═══ Records provided ═══
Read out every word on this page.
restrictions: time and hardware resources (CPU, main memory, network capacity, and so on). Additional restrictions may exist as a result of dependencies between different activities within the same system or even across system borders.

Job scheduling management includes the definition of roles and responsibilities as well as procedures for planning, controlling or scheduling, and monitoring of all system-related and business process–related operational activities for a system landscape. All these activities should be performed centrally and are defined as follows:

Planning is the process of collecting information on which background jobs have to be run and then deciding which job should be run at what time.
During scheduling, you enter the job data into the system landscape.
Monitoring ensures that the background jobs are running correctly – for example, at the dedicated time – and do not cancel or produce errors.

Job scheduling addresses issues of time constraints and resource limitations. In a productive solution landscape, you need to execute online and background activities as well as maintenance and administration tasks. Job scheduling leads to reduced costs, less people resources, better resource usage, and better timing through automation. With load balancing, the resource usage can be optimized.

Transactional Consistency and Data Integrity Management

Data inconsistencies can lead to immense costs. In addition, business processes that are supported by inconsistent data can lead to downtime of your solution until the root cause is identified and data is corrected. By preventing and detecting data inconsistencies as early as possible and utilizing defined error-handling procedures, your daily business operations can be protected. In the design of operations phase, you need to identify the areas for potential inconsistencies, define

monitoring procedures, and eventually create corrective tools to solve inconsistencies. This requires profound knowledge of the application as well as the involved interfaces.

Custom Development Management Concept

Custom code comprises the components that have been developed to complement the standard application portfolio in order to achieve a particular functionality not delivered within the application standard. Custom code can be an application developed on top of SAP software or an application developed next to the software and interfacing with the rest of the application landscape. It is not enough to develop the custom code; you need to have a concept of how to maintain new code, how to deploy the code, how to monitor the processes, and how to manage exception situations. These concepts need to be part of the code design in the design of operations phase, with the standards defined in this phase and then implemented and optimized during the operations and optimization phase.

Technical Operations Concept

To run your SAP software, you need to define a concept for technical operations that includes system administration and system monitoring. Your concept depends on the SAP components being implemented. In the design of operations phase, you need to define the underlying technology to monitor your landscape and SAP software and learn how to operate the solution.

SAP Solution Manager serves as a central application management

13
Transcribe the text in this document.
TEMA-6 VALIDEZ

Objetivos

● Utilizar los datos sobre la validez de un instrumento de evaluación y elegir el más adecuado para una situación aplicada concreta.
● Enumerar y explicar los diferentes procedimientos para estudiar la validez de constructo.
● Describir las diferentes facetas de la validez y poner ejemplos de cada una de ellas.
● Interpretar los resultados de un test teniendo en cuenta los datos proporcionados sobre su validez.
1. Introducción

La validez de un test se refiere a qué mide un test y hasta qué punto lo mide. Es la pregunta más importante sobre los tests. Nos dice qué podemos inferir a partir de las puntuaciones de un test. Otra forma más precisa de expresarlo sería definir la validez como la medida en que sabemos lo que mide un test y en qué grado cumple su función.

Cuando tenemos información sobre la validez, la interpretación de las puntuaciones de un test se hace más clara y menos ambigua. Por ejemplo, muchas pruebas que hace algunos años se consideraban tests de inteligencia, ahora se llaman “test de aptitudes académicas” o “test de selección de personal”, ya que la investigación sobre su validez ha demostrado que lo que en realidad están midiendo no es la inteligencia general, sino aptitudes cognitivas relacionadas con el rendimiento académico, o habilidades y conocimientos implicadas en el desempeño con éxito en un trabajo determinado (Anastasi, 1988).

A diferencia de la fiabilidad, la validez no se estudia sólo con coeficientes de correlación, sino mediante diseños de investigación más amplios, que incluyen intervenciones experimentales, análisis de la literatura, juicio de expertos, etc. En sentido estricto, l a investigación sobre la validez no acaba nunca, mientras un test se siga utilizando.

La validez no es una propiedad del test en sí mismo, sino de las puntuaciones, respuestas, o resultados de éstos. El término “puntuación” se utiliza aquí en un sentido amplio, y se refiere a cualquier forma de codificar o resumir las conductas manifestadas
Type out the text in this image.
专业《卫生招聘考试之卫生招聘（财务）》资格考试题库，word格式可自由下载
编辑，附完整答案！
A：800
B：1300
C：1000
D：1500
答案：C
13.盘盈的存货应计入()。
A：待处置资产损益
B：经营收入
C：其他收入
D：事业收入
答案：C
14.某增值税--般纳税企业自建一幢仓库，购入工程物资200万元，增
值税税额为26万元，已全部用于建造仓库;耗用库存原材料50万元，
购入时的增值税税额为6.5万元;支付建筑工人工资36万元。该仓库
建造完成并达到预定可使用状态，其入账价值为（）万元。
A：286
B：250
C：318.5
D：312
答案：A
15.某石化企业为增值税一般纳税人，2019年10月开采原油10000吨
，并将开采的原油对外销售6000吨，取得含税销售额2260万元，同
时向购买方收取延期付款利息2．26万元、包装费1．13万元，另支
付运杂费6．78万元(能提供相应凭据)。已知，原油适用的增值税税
═══
[Task requirements]:
Each line in the material either holds the string "resources" or does not. State how many do, and nothing else.

[Full response]:
2